WHAT TO DO:
Read through the entries below and return each line with the word "видатків".

RECORDS TO PROCESS:
--- START ---
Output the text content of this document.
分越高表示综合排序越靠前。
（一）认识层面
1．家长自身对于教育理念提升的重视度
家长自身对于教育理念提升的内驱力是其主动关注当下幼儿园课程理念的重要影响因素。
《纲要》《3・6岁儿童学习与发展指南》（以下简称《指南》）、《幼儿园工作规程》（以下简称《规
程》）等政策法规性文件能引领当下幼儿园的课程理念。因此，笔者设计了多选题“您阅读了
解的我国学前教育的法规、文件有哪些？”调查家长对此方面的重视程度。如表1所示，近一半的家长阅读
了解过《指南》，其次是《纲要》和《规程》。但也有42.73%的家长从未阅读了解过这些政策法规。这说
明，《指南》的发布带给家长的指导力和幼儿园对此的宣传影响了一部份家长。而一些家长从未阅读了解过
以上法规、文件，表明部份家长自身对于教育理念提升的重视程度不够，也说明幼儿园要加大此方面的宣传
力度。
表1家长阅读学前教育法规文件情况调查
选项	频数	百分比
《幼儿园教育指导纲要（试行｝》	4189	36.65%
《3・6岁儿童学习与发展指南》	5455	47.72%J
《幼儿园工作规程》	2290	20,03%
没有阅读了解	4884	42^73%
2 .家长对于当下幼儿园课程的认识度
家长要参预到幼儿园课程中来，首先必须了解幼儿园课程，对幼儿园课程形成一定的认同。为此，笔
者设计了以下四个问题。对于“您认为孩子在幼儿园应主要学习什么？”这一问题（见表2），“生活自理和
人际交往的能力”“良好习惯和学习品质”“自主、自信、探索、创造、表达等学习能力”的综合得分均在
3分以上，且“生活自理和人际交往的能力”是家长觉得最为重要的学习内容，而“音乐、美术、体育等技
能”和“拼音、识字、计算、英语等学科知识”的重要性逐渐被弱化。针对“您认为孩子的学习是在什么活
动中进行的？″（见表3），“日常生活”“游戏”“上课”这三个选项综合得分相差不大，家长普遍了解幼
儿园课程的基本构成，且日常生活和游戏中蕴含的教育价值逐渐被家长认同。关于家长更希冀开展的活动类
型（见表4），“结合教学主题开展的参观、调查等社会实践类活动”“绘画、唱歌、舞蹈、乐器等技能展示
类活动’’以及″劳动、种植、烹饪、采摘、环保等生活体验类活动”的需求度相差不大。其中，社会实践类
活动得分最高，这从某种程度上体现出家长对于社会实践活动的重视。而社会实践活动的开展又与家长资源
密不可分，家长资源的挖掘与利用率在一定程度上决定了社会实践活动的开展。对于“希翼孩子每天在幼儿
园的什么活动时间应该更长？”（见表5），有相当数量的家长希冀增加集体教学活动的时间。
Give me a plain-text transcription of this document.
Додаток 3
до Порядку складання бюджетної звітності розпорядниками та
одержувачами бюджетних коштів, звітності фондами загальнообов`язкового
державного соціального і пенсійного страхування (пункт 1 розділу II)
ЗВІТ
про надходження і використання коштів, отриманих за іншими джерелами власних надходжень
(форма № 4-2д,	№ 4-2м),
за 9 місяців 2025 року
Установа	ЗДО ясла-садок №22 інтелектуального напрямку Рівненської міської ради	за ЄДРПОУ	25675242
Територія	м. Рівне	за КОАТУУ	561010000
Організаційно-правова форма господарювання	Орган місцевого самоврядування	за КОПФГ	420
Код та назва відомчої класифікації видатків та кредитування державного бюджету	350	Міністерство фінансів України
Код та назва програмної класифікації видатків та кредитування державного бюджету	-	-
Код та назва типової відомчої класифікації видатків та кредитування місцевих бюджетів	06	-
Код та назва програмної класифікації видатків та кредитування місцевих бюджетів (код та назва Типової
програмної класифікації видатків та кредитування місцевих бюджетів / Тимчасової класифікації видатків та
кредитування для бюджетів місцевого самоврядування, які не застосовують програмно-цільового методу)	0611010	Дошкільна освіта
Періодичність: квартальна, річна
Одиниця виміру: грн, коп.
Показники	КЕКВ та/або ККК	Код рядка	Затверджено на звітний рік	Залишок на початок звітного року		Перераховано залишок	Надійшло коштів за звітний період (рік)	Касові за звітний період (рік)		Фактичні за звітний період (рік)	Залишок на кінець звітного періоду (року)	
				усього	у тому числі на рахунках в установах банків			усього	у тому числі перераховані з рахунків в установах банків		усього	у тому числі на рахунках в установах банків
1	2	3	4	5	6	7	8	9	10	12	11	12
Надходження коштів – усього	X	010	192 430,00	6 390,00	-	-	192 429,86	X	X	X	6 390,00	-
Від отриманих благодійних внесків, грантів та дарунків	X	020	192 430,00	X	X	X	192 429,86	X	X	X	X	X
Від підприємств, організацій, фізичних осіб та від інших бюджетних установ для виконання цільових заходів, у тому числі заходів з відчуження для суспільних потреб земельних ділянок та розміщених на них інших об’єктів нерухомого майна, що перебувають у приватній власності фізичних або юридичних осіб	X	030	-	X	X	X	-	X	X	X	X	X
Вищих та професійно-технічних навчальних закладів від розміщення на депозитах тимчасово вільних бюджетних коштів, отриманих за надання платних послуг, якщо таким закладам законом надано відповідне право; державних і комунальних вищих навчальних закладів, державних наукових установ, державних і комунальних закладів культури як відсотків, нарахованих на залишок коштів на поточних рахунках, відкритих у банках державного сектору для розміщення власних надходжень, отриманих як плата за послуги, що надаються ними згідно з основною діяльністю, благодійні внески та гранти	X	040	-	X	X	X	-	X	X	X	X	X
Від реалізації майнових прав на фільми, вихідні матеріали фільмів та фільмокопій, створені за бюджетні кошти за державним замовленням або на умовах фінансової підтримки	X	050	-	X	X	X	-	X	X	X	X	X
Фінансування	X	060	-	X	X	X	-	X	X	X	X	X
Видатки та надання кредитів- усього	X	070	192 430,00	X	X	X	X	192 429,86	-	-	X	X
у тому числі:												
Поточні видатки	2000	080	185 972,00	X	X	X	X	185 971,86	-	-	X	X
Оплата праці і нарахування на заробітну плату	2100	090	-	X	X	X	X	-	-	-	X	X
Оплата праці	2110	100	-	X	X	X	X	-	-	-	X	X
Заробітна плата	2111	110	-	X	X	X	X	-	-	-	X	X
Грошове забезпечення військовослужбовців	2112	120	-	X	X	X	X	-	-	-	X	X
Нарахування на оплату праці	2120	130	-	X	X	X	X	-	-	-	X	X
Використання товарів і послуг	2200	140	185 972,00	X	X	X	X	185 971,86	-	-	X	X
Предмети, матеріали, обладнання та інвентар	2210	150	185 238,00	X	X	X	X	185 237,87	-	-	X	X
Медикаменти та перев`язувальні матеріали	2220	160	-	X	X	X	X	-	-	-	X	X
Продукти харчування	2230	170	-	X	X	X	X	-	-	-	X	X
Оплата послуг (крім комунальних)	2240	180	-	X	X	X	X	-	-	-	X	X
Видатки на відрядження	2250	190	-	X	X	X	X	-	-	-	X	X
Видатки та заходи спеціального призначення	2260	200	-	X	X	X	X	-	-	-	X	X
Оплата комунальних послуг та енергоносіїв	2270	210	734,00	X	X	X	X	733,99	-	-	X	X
--- END ---
ANSWER IN FULL:
Код та назва відомчої класифікації видатків та кредитування державного бюджету	350	Міністерство фінансів України
Код та назва програмної класифікації видатків та кредитування державного бюджету	-	-
Код та назва типової відомчої класифікації видатків та кредитування місцевих бюджетів	06	-
Код та назва програмної класифікації видатків та кредитування місцевих бюджетів (код та назва Типової
програмної класифікації видатків та кредитування місцевих бюджетів / Тимчасової класифікації видатків та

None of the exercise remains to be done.